◆ Part of a data file ◆
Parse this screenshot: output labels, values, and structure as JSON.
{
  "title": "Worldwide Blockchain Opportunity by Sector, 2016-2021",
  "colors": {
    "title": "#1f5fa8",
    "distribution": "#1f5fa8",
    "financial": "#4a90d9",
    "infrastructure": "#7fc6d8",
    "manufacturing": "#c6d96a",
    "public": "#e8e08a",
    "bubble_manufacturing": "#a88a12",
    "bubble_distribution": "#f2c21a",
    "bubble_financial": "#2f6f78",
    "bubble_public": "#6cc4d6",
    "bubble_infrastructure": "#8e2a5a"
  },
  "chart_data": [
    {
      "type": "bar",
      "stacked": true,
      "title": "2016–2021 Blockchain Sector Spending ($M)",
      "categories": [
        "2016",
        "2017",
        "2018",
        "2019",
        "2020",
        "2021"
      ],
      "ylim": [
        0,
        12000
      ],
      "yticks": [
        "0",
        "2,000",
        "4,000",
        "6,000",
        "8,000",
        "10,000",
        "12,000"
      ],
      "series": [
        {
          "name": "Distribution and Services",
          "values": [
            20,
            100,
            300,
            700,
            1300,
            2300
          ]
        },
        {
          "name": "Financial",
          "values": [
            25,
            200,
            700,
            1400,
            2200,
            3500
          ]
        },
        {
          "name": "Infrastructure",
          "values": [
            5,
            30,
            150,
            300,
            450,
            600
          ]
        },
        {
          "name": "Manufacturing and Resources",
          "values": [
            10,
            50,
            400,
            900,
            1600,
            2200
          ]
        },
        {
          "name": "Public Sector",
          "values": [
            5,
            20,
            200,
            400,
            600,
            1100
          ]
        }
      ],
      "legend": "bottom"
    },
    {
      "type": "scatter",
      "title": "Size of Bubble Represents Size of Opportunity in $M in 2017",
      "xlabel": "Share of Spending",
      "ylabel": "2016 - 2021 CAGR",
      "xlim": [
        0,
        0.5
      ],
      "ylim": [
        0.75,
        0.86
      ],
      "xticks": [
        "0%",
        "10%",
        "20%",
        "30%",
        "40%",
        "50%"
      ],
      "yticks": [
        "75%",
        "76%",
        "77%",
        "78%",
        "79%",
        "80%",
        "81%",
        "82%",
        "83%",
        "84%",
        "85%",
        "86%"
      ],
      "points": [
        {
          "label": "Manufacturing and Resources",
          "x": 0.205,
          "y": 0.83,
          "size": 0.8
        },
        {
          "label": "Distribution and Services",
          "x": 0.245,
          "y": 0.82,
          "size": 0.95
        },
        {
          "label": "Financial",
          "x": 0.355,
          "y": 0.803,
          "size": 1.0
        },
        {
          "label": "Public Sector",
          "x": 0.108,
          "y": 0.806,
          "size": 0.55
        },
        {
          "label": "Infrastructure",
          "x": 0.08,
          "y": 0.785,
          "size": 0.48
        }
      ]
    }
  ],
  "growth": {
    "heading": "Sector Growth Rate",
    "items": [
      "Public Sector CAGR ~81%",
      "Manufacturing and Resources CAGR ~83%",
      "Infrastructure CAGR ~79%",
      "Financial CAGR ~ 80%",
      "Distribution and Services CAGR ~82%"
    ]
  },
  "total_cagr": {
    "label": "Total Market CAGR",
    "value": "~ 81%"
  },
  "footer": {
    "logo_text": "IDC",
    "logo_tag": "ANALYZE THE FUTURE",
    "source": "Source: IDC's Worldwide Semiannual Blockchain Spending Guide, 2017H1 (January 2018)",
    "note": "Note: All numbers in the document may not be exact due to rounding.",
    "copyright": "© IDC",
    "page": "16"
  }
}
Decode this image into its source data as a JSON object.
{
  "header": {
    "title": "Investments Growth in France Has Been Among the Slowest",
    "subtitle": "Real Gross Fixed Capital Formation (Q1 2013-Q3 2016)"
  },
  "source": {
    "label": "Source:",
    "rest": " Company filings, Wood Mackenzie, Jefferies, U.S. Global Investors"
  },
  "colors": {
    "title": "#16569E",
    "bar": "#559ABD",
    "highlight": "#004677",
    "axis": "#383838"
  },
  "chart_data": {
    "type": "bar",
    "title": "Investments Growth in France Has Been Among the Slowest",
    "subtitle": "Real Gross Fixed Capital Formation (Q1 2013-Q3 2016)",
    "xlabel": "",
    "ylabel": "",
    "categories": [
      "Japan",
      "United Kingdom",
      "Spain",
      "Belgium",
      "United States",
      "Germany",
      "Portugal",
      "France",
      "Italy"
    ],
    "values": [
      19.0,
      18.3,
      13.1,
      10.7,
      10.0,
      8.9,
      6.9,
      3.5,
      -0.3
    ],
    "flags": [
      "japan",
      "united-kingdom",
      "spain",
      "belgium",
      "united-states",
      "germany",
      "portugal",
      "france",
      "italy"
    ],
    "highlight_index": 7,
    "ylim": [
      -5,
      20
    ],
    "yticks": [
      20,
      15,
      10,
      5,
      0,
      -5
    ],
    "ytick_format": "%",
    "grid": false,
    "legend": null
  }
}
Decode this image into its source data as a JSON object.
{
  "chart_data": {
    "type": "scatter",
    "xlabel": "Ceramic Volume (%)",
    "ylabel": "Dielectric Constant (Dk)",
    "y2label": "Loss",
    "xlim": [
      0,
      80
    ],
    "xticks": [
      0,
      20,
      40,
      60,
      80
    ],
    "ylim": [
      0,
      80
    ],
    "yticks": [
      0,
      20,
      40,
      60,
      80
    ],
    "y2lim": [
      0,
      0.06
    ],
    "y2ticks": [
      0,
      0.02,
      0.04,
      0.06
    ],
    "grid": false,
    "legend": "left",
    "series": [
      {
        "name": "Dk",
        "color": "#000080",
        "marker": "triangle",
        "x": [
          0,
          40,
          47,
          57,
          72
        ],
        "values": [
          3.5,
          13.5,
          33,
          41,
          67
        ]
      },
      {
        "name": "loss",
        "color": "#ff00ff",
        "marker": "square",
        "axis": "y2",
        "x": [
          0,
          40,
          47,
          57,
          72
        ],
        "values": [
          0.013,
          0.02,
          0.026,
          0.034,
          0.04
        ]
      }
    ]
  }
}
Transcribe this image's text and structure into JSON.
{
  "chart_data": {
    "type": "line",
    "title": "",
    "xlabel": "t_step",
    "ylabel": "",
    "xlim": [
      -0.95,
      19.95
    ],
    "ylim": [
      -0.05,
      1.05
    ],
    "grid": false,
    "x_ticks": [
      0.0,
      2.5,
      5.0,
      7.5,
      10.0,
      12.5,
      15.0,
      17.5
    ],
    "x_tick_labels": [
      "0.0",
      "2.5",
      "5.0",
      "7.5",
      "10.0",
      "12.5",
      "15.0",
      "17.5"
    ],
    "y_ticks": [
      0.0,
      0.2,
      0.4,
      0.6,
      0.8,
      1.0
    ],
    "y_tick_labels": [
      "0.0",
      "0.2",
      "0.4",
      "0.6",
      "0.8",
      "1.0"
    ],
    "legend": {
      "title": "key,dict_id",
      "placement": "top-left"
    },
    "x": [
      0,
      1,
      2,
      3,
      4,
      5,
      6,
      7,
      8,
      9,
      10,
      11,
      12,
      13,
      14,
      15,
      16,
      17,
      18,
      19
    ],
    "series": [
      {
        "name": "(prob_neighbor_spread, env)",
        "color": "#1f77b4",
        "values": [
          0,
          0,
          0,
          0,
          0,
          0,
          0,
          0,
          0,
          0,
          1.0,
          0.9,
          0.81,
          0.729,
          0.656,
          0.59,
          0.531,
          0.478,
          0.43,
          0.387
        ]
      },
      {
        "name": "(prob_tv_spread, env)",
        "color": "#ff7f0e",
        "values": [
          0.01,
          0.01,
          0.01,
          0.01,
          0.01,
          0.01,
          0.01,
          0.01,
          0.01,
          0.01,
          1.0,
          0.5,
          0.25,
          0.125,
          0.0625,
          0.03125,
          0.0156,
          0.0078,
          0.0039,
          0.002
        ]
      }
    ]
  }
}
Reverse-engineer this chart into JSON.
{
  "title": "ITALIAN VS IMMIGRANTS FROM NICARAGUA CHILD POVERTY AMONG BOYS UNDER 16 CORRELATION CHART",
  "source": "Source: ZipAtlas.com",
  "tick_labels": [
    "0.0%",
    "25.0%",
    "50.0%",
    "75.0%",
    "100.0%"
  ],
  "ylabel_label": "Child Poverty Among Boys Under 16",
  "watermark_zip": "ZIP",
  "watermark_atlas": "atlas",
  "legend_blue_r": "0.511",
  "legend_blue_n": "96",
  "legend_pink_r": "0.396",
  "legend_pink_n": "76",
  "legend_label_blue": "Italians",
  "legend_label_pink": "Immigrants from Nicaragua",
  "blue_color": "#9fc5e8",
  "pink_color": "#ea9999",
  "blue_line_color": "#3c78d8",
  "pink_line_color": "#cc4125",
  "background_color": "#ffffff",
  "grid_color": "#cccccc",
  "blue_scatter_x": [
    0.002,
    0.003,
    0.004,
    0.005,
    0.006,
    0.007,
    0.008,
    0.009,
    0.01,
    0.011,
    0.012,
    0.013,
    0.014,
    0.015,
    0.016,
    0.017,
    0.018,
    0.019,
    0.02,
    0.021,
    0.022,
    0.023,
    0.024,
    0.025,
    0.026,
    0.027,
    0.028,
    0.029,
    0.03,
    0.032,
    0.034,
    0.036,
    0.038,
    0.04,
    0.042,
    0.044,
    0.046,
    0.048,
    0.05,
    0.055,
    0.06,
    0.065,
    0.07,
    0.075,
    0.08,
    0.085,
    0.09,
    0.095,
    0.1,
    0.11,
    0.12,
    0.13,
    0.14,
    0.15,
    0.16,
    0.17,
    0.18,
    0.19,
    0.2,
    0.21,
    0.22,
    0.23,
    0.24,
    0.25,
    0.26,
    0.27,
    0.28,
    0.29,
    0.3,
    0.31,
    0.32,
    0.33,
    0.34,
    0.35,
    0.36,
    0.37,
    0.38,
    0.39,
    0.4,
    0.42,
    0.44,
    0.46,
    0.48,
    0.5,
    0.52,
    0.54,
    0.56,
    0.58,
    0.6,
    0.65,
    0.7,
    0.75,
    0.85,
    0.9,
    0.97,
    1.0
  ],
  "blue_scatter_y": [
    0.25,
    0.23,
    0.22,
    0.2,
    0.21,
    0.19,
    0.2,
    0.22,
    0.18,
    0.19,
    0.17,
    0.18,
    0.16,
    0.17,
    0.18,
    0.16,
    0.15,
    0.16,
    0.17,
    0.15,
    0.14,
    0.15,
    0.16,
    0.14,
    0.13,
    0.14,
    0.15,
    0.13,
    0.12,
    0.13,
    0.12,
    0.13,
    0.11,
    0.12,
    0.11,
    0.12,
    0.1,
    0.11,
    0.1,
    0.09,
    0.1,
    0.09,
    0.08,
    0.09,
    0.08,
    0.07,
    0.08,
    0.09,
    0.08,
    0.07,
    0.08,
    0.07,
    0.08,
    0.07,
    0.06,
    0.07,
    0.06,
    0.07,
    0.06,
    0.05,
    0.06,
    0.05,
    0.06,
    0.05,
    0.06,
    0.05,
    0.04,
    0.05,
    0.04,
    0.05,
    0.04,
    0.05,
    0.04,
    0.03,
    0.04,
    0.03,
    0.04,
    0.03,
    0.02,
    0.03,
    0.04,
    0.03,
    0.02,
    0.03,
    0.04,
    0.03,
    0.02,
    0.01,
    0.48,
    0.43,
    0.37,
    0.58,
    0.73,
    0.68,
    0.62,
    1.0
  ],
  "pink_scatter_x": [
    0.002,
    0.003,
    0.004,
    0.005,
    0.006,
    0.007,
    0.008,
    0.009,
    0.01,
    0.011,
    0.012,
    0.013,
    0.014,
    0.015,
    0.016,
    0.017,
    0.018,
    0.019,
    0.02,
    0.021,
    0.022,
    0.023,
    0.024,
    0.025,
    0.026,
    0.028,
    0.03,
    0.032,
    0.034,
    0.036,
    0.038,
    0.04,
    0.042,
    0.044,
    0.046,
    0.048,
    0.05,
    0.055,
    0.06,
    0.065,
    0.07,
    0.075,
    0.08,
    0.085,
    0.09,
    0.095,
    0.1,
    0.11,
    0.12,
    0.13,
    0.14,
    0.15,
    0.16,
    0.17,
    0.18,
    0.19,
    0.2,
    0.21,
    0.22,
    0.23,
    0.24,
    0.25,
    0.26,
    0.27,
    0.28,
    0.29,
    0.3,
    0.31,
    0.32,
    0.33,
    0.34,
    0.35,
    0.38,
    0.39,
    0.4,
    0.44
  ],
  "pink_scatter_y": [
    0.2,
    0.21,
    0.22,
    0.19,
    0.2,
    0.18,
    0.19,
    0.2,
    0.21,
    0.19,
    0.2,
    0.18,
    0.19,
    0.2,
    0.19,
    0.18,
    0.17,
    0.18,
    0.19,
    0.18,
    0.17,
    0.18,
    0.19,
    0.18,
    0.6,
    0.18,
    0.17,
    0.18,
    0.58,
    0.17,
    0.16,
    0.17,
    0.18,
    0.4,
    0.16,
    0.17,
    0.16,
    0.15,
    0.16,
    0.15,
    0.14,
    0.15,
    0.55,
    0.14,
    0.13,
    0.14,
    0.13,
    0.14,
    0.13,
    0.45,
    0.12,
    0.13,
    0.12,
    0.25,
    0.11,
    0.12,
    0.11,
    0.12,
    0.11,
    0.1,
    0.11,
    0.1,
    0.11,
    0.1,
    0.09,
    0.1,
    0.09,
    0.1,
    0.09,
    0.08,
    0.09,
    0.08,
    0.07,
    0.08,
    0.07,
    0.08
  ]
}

◆ What you will do ◆
Within the listing above, work out how many lines contain the string "Sector", and reply with that number only.

◆ Task solution ◆
6